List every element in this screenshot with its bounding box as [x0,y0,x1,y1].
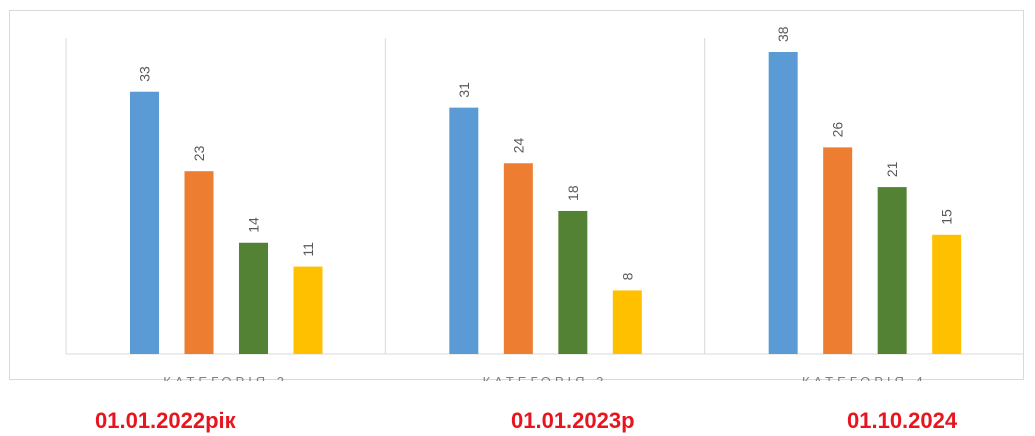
bar-c1-s3 [612,290,642,354]
data-label-c1-s0: 31 [456,82,472,98]
caption-date-2024: 01.10.2024 [847,408,958,433]
category-label-0: КАТЕГОРІЯ 2 [163,374,288,389]
bar-c2-s3 [932,234,962,354]
bar-c0-s2 [239,242,268,354]
data-label-c1-s3: 8 [619,272,635,280]
bar-c0-s0 [130,91,159,354]
category-label-2: КАТЕГОРІЯ 4 [802,374,927,389]
category-label-1: КАТЕГОРІЯ 3 [483,374,608,389]
bar-c1-s0 [449,107,479,354]
bar-chart: 33 23 14 11 КАТЕГОРІЯ 2 31 24 18 8 КАТЕГОРІЯ 3 38 2… [65,26,1024,389]
data-label-c1-s2: 18 [565,185,581,201]
bar-c2-s2 [877,187,907,354]
data-label-c2-s0: 38 [775,26,791,42]
bar-c1-s1 [503,163,533,354]
data-label-c2-s3: 15 [939,209,955,225]
bar-c2-s0 [768,52,798,354]
bar-c0-s1 [184,171,214,354]
data-label-c2-s2: 21 [884,161,900,177]
bar-c2-s1 [823,147,853,354]
caption-date-2023: 01.01.2023р [511,408,635,433]
data-label-c2-s1: 26 [830,122,846,138]
data-label-c0-s2: 14 [246,217,262,233]
bar-c1-s2 [558,210,588,354]
data-label-c1-s1: 24 [510,137,526,153]
data-label-c0-s3: 11 [300,242,316,257]
bar-c0-s3 [293,266,323,354]
data-label-c0-s0: 33 [137,66,153,82]
caption-date-2022: 01.01.2022рік [95,408,236,433]
data-label-c0-s1: 23 [191,145,207,161]
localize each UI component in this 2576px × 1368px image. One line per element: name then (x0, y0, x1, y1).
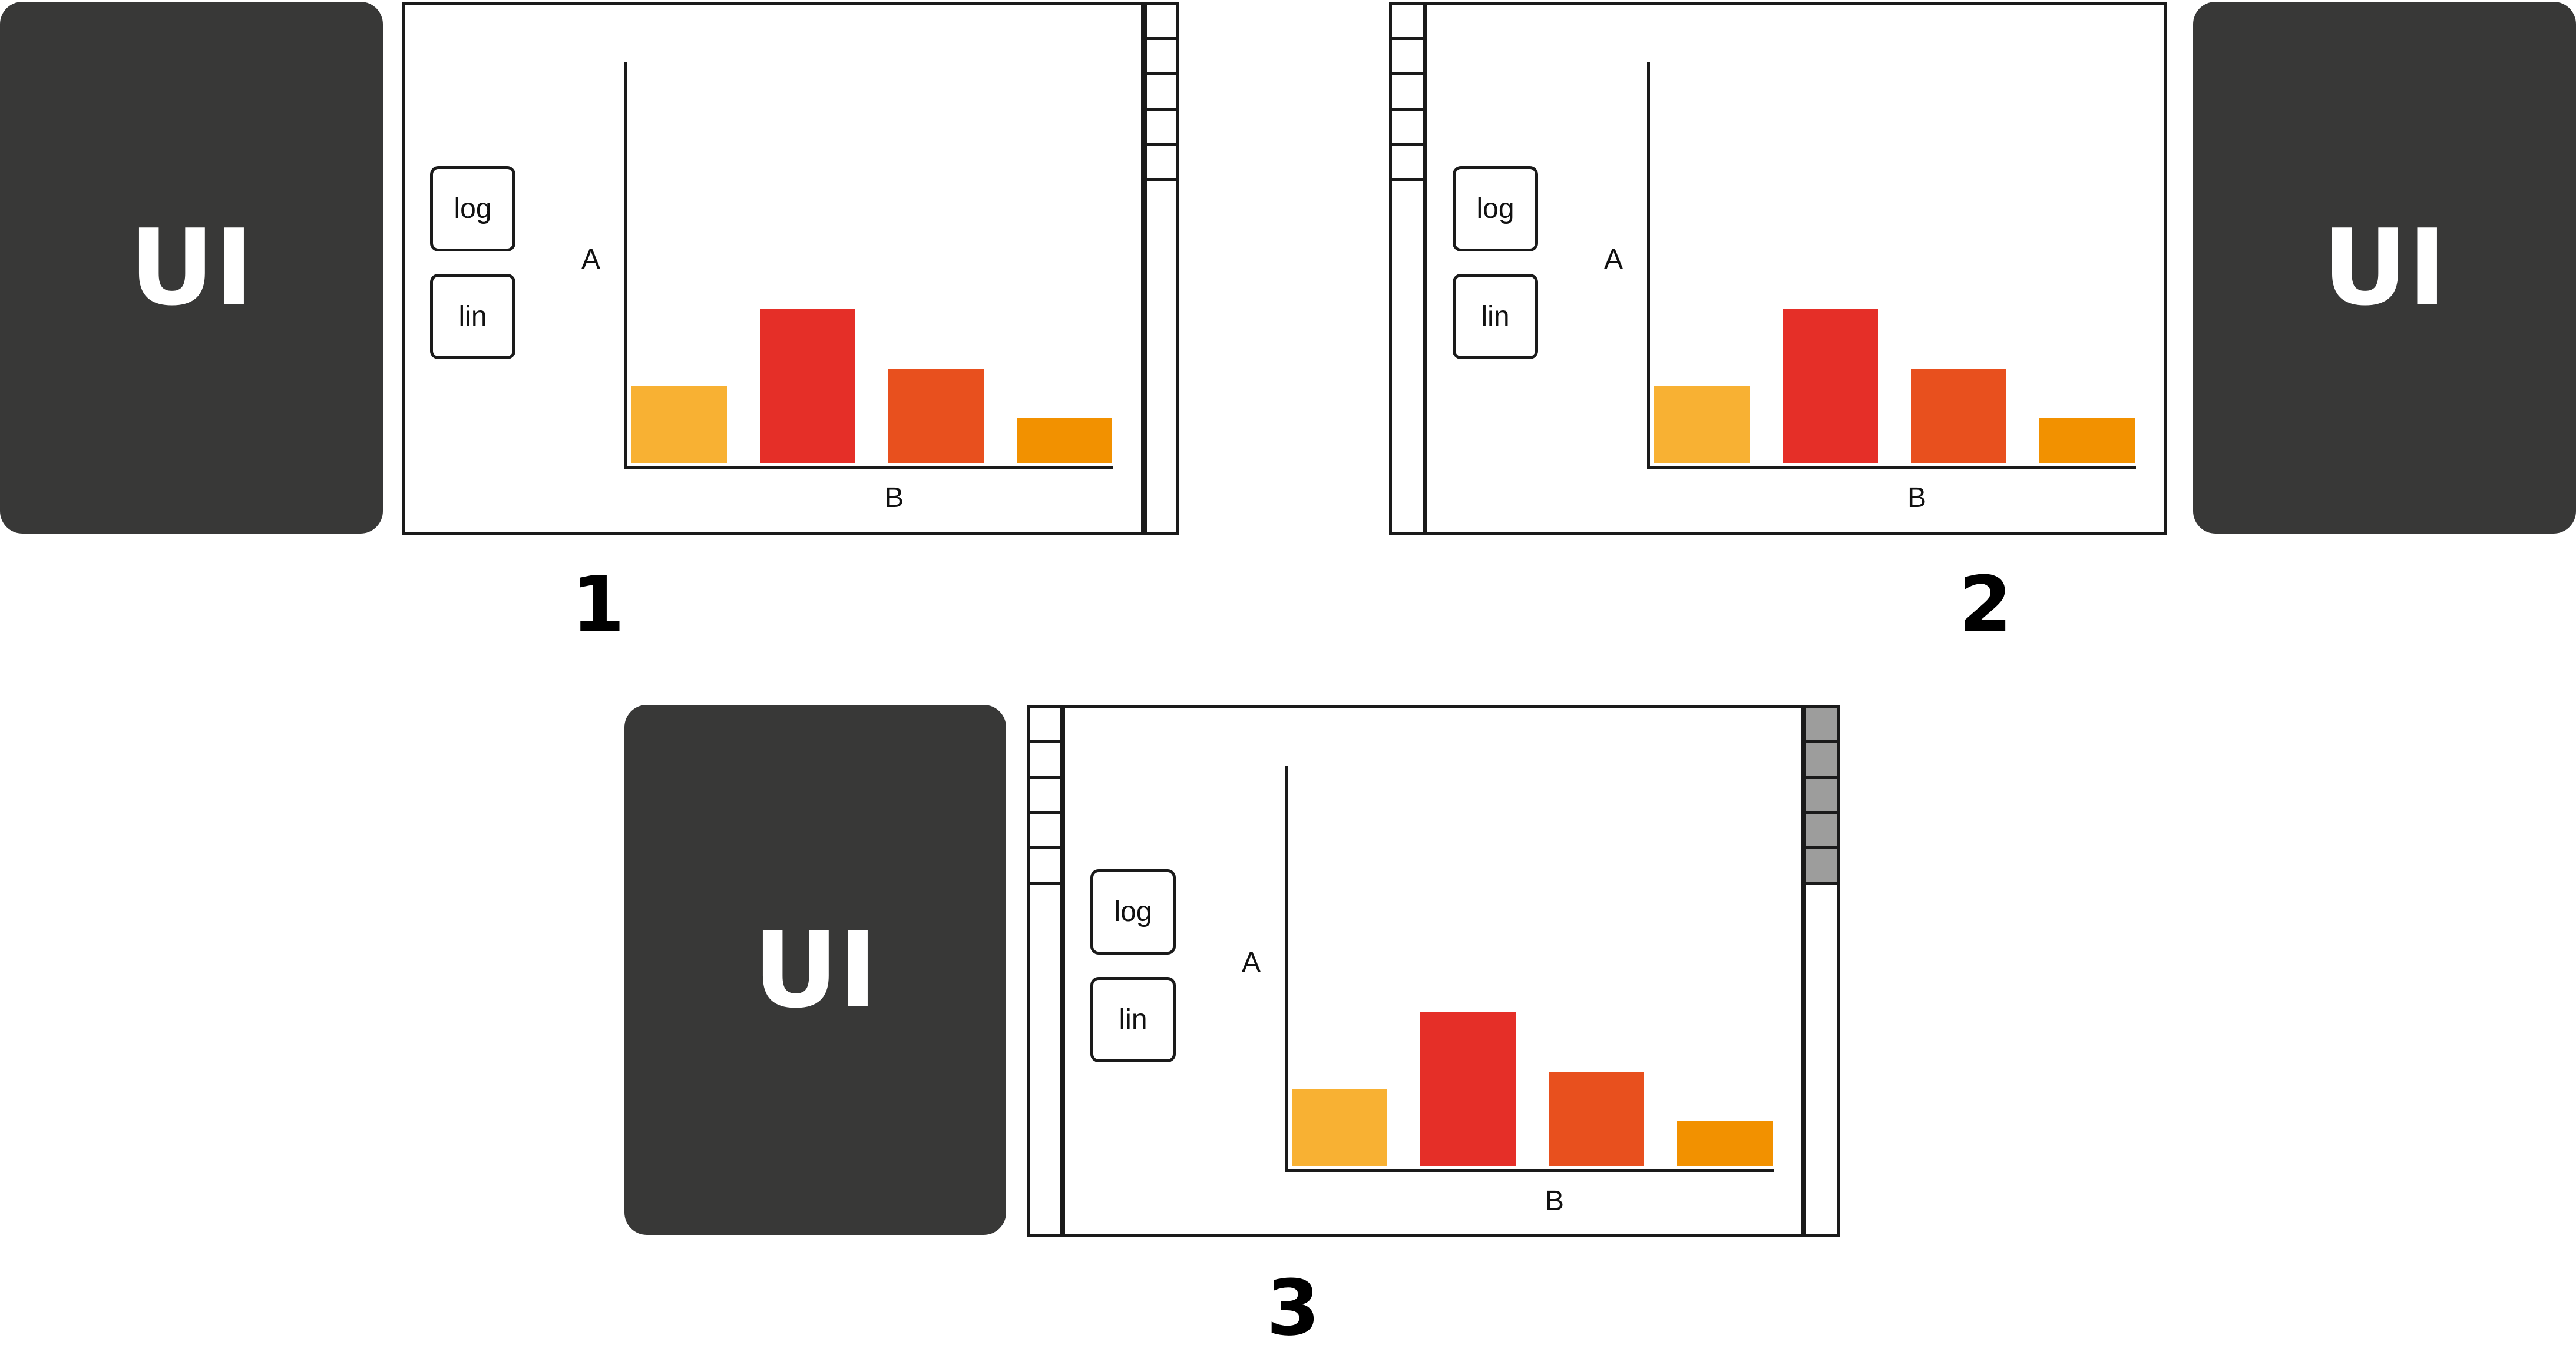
strip-cell-highlighted[interactable] (1806, 849, 1837, 885)
caption-3: 3 (1266, 1263, 1320, 1353)
strip-cell[interactable] (1392, 40, 1423, 75)
strip-cell-highlighted[interactable] (1806, 814, 1837, 849)
strip-cell[interactable] (1147, 40, 1176, 75)
x-axis-line (624, 466, 1113, 469)
chart-bar (2039, 418, 2135, 463)
chart-bar (1783, 309, 1878, 463)
side-strip-left-3[interactable] (1027, 705, 1063, 1237)
log-scale-button[interactable]: log (430, 166, 515, 251)
y-axis-label: A (581, 244, 601, 275)
strip-cell[interactable] (1392, 111, 1423, 146)
strip-cell[interactable] (1392, 5, 1423, 40)
ui-block-label: UI (2322, 207, 2447, 329)
chart-bar (1911, 369, 2006, 463)
x-axis-line (1647, 466, 2136, 469)
chart-bar (760, 309, 855, 463)
y-axis-line (1285, 766, 1288, 1172)
side-strip-right-1[interactable] (1144, 2, 1179, 535)
strip-cell[interactable] (1147, 111, 1176, 146)
ui-block-1: UI (0, 2, 383, 534)
side-strip-right-3[interactable] (1803, 705, 1840, 1237)
lin-scale-button[interactable]: lin (430, 274, 515, 359)
lin-scale-button[interactable]: lin (1090, 977, 1176, 1062)
caption-1: 1 (571, 559, 625, 649)
x-axis-label: B (1545, 1185, 1565, 1217)
strip-cell-highlighted[interactable] (1806, 743, 1837, 779)
chart-bar (631, 386, 727, 463)
strip-cell[interactable] (1392, 75, 1423, 111)
log-scale-button[interactable]: log (1090, 869, 1176, 955)
strip-cell[interactable] (1030, 779, 1060, 814)
chart-panel-2: log lin A B (1424, 2, 2167, 535)
y-axis-label: A (1242, 947, 1261, 978)
chart-bar (1017, 418, 1112, 463)
ui-block-label: UI (129, 207, 254, 329)
strip-cell-highlighted[interactable] (1806, 779, 1837, 814)
strip-cell[interactable] (1030, 708, 1060, 743)
y-axis-line (1647, 62, 1650, 469)
caption-2: 2 (1959, 559, 2012, 649)
strip-cell[interactable] (1147, 75, 1176, 111)
side-strip-left-2[interactable] (1389, 2, 1426, 535)
strip-cell[interactable] (1030, 743, 1060, 779)
strip-cell[interactable] (1030, 814, 1060, 849)
strip-cell[interactable] (1147, 5, 1176, 40)
lin-scale-button[interactable]: lin (1453, 274, 1538, 359)
chart-panel-1: log lin A B (402, 2, 1144, 535)
log-scale-button[interactable]: log (1453, 166, 1538, 251)
chart-bar (1677, 1121, 1773, 1166)
chart-bar (888, 369, 984, 463)
ui-block-2: UI (2193, 2, 2576, 534)
x-axis-line (1285, 1169, 1774, 1172)
chart-bar (1420, 1012, 1516, 1166)
strip-cell-highlighted[interactable] (1806, 708, 1837, 743)
chart-bar (1654, 386, 1750, 463)
y-axis-line (624, 62, 627, 469)
chart-bar (1292, 1089, 1387, 1166)
strip-cell[interactable] (1392, 146, 1423, 181)
ui-block-3: UI (624, 705, 1006, 1235)
chart-bar (1549, 1072, 1644, 1166)
strip-cell[interactable] (1030, 849, 1060, 885)
x-axis-label: B (1907, 482, 1927, 514)
strip-cell[interactable] (1147, 146, 1176, 181)
chart-panel-3: log lin A B (1062, 705, 1804, 1237)
y-axis-label: A (1604, 244, 1623, 275)
x-axis-label: B (885, 482, 904, 514)
ui-block-label: UI (753, 909, 878, 1031)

===============

Brief -> Output every line of the records above as a JSON list of strings, one string per line, with blank lines omitted. Leave out the pictures.

Reply to the exercise ->
[
  "List every element in this screenshot with its bounding box as [x0,y0,x1,y1].",
  "bar-c1-s3 [612,290,642,354]",
  "data-label-c1-s0: 31 [456,82,472,98]",
  "caption-date-2024: 01.10.2024 [847,408,958,433]",
  "category-label-0: КАТЕГОРІЯ 2 [163,374,288,389]",
  "bar-c2-s3 [932,234,962,354]",
  "bar-c0-s2 [239,242,268,354]",
  "data-label-c1-s3: 8 [619,272,635,280]",
  "bar-c0-s0 [130,91,159,354]",
  "category-label-2: КАТЕГОРІЯ 4 [802,374,927,389]",
  "category-label-1: КАТЕГОРІЯ 3 [483,374,608,389]",
  "bar-c1-s0 [449,107,479,354]",
  "bar-chart: 33 23 14 11 КАТЕГОРІЯ 2 31 24 18 8 КАТЕГОРІЯ 3 38 2… [65,26,1024,389]",
  "data-label-c1-s2: 18 [565,185,581,201]",
  "bar-c2-s2 [877,187,907,354]",
  "data-label-c2-s0: 38 [775,26,791,42]",
  "bar-c1-s1 [503,163,533,354]",
  "data-label-c2-s3: 15 [939,209,955,225]",
  "bar-c2-s0 [768,52,798,354]",
  "bar-c0-s1 [184,171,214,354]",
  "data-label-c2-s2: 21 [884,161,900,177]",
  "bar-c2-s1 [823,147,853,354]",
  "caption-date-2023: 01.01.2023р [511,408,635,433]",
  "data-label-c2-s1: 26 [830,122,846,138]",
  "data-label-c0-s2: 14 [246,217,262,233]",
  "bar-c1-s2 [558,210,588,354]",
  "data-label-c1-s1: 24 [510,137,526,153]",
  "data-label-c0-s3: 11 [300,242,316,257]",
  "bar-c0-s3 [293,266,323,354]",
  "data-label-c0-s0: 33 [137,66,153,82]",
  "caption-date-2022: 01.01.2022рік [95,408,236,433]",
  "data-label-c0-s1: 23 [191,145,207,161]",
  "localize each UI component in this 2576px × 1368px image. One line per element: name then (x0, y0, x1, y1).",
  "strip-cell-highlighted[interactable] (1806, 849, 1837, 885)",
  "caption-3: 3 (1266, 1263, 1320, 1353)",
  "strip-cell[interactable] (1392, 40, 1423, 75)",
  "strip-cell-highlighted[interactable] (1806, 814, 1837, 849)",
  "strip-cell[interactable] (1147, 40, 1176, 75)",
  "x-axis-line (624, 466, 1113, 469)",
  "chart-bar (2039, 418, 2135, 463)",
  "chart-bar (1783, 309, 1878, 463)",
  "side-strip-left-3[interactable] (1027, 705, 1063, 1237)",
  "log-scale-button[interactable]: log (430, 166, 515, 251)",
  "y-axis-label: A (581, 244, 601, 275)",
  "strip-cell[interactable] (1392, 111, 1423, 146)",
  "strip-cell[interactable] (1392, 5, 1423, 40)",
  "ui-block-label: UI (2322, 207, 2447, 329)",
  "chart-bar (1911, 369, 2006, 463)",
  "x-axis-line (1647, 466, 2136, 469)",
  "chart-bar (760, 309, 855, 463)",
  "y-axis-line (1285, 766, 1288, 1172)",
  "side-strip-right-1[interactable] (1144, 2, 1179, 535)",
  "strip-cell[interactable] (1147, 111, 1176, 146)",
  "ui-block-1: UI (0, 2, 383, 534)",
  "side-strip-right-3[interactable] (1803, 705, 1840, 1237)",
  "lin-scale-button[interactable]: lin (430, 274, 515, 359)",
  "lin-scale-button[interactable]: lin (1090, 977, 1176, 1062)",
  "caption-1: 1 (571, 559, 625, 649)",
  "x-axis-label: B (1545, 1185, 1565, 1217)",
  "strip-cell-highlighted[interactable] (1806, 743, 1837, 779)",
  "chart-bar (631, 386, 727, 463)",
  "strip-cell[interactable] (1392, 75, 1423, 111)",
  "log-scale-button[interactable]: log (1090, 869, 1176, 955)",
  "strip-cell[interactable] (1030, 779, 1060, 814)",
  "chart-panel-2: log lin A B (1424, 2, 2167, 535)",
  "y-axis-label: A (1242, 947, 1261, 978)",
  "chart-bar (1017, 418, 1112, 463)",
  "ui-block-label: UI (129, 207, 254, 329)",
  "strip-cell-highlighted[interactable] (1806, 779, 1837, 814)",
  "strip-cell[interactable] (1030, 708, 1060, 743)",
  "y-axis-line (1647, 62, 1650, 469)",
  "caption-2: 2 (1959, 559, 2012, 649)",
  "strip-cell[interactable] (1147, 75, 1176, 111)",
  "side-strip-left-2[interactable] (1389, 2, 1426, 535)",
  "strip-cell[interactable] (1030, 743, 1060, 779)",
  "strip-cell[interactable] (1030, 814, 1060, 849)",
  "strip-cell[interactable] (1147, 5, 1176, 40)",
  "lin-scale-button[interactable]: lin (1453, 274, 1538, 359)",
  "chart-panel-1: log lin A B (402, 2, 1144, 535)",
  "log-scale-button[interactable]: log (1453, 166, 1538, 251)",
  "chart-bar (1677, 1121, 1773, 1166)",
  "chart-bar (888, 369, 984, 463)",
  "ui-block-2: UI (2193, 2, 2576, 534)",
  "x-axis-line (1285, 1169, 1774, 1172)",
  "chart-bar (1420, 1012, 1516, 1166)",
  "strip-cell-highlighted[interactable] (1806, 708, 1837, 743)",
  "chart-bar (1654, 386, 1750, 463)",
  "y-axis-line (624, 62, 627, 469)",
  "chart-bar (1292, 1089, 1387, 1166)",
  "strip-cell[interactable] (1392, 146, 1423, 181)",
  "ui-block-3: UI (624, 705, 1006, 1235)",
  "chart-bar (1549, 1072, 1644, 1166)",
  "strip-cell[interactable] (1030, 849, 1060, 885)",
  "x-axis-label: B (1907, 482, 1927, 514)",
  "strip-cell[interactable] (1147, 146, 1176, 181)",
  "chart-panel-3: log lin A B (1062, 705, 1804, 1237)",
  "y-axis-label: A (1604, 244, 1623, 275)",
  "x-axis-label: B (885, 482, 904, 514)",
  "ui-block-label: UI (753, 909, 878, 1031)"
]